» **Your task**
Copy every line that holds "this".

(Stored records)
BEGIN

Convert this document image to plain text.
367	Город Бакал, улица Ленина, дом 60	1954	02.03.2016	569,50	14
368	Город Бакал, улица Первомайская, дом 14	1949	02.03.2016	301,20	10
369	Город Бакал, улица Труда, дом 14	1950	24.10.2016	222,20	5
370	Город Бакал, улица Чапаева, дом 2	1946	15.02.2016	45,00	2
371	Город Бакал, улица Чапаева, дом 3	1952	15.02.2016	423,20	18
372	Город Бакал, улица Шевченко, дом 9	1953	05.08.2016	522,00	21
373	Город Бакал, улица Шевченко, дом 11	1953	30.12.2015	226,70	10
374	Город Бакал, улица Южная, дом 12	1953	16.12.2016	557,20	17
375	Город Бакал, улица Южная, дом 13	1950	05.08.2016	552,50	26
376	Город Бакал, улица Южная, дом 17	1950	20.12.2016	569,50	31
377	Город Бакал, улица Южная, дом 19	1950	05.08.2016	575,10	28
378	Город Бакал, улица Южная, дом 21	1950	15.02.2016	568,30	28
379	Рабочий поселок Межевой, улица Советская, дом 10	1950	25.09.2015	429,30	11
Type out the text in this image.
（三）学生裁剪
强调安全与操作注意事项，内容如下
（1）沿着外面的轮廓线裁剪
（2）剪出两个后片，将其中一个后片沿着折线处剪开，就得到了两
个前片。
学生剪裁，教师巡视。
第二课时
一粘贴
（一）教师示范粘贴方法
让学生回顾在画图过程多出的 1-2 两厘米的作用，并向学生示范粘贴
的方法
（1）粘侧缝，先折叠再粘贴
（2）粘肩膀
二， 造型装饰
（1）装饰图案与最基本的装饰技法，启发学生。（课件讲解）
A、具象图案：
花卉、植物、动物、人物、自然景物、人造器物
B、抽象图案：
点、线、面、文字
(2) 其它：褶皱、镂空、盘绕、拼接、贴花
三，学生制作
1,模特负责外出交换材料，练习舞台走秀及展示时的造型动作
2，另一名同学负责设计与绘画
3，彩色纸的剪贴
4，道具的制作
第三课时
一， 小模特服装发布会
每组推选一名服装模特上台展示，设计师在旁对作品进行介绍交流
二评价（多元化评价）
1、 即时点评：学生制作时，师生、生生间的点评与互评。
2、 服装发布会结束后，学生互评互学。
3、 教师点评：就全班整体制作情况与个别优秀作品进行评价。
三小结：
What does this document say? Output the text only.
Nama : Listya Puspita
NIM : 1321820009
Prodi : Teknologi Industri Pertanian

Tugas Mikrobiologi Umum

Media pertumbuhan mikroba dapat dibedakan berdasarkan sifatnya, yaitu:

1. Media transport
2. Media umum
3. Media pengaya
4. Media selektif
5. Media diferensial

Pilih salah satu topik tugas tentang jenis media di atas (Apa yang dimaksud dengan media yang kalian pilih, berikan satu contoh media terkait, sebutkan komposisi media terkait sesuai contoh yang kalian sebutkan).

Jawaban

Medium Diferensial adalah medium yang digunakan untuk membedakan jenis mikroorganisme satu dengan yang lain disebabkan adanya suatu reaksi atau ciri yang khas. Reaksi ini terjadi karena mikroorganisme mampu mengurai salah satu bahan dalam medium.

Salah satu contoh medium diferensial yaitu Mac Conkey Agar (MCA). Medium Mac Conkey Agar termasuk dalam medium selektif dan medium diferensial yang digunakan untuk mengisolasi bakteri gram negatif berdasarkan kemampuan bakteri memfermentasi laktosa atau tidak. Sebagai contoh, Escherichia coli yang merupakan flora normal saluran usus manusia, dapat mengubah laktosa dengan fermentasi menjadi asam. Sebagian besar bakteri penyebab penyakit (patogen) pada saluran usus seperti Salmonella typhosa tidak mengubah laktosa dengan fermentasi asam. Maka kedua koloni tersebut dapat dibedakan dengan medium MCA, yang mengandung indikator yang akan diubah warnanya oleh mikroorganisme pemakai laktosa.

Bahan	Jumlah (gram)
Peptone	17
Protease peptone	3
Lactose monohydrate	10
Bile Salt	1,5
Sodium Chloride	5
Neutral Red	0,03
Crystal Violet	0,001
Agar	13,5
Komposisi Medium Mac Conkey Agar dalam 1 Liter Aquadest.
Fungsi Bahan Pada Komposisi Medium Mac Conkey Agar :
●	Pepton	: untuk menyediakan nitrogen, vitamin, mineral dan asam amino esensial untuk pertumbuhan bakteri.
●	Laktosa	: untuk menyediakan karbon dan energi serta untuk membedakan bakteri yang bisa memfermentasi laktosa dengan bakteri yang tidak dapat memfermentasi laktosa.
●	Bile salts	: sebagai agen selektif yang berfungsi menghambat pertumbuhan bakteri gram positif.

END

» **The solution**
Convert this document image to plain text.
Type out the text in this image.
What does this document say? Output the text only.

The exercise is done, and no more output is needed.